Natural ventilation is one of the best passive strategies to improve IAQ and the thermal comfort level, while avoiding the use of mechanical devices. Natural ventilation, however, is difficult to adopt in a mixed-humid climate zone because it is applicable only when outdoor air conditions fall within comfort ranges. To overcome this limitation, Gail S. Brager et al. proposed an adaptive thermal comfort model that makes it possible to use natural ventilation even in humid climate through an improvement in air velocity [9]. The main concept of the model is to allow comfort under a higher temperature and humidity through an improvement in air velocity. Improving air velocity may slightly increase building energy consumption but can reduce total energy consumption by reducing the use of mechanical dehumidification, which requires a considerable portion of energy consumption.

Listing ▸

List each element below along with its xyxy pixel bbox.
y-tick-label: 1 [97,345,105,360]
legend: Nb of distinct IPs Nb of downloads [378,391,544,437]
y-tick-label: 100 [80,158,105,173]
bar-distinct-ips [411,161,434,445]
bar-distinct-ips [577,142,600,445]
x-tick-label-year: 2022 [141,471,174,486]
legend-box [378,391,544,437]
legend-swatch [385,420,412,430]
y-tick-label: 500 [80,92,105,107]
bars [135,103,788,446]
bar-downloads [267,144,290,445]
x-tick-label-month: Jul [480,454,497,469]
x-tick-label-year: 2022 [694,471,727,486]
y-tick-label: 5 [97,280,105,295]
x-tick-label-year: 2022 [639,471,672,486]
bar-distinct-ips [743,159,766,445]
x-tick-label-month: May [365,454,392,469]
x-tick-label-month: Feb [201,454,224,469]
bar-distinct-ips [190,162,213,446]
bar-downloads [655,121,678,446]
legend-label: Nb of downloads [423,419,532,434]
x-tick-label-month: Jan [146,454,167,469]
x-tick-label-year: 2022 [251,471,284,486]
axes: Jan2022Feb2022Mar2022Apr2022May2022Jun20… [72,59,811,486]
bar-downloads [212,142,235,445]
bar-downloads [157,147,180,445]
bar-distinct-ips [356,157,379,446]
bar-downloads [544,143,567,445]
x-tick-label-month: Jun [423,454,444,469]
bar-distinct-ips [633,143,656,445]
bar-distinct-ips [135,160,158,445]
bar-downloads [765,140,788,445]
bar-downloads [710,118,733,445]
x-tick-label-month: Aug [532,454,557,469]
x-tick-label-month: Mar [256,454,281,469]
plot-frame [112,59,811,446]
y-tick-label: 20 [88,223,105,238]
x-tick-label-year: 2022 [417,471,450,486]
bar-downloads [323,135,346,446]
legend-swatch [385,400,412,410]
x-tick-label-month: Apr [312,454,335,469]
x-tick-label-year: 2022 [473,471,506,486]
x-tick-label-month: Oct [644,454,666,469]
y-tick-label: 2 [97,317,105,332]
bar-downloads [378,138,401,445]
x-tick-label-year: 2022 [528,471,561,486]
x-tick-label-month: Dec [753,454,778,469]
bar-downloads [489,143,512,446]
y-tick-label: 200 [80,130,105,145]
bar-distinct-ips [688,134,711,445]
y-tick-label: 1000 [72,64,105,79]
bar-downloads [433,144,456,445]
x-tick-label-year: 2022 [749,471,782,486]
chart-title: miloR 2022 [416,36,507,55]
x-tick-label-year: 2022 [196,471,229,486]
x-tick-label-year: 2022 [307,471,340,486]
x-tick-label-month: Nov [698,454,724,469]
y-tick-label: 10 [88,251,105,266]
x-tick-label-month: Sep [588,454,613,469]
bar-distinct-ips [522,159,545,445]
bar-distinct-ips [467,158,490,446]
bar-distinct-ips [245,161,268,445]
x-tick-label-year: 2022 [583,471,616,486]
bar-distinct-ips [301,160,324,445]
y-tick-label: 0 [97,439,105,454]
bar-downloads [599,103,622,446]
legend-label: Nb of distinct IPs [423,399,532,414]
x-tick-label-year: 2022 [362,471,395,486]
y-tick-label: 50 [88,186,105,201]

Aim of the task ▸ Pick up the passage on natural ventilation in humid climates after its final sentence and continue it.

Written answer ▸
Several studies used natural ventilation to allow occupants to live comfortably under a wider range of humidity conditions in a humid climate zone [10,11,12,13]. Lee et al. [10] analyzed the effect of natural ventilation using parallel double-windows in Korea. They proved that approximately 60% of cooling energy can be reduced by adopting an appropriate ventilation model. Pingel et al. [11] compared the thermal comfort in six buildings where natural ventilation was applied in a warm and humid climate zone. Several passive strategies were adopted in these buildings, and it was confirmed that exposed cavity wall, night ventilation, and optimized building forms are the most effective strategies. Hesaraki et al. [12] compared IAQ and energy saving according to the natural ventilation level. They found that sufficient air was provided even at low ventilation levels. Schulze et al. [13] calculated the energy saving effect of selecting an appropriate ventilation strategy through energy simulation. They showed that well-designed natural ventilation systems, such as those in Stuttgart, Turin, and Istanbul, could save cooling energy by 13–44 kWh/m² per year. These studies showed that natural ventilation is effective at reducing building cooling energy. In addition, well-designed ventilation strategies and an increase in air velocity increased the effect of natural ventilation in humid climate zones.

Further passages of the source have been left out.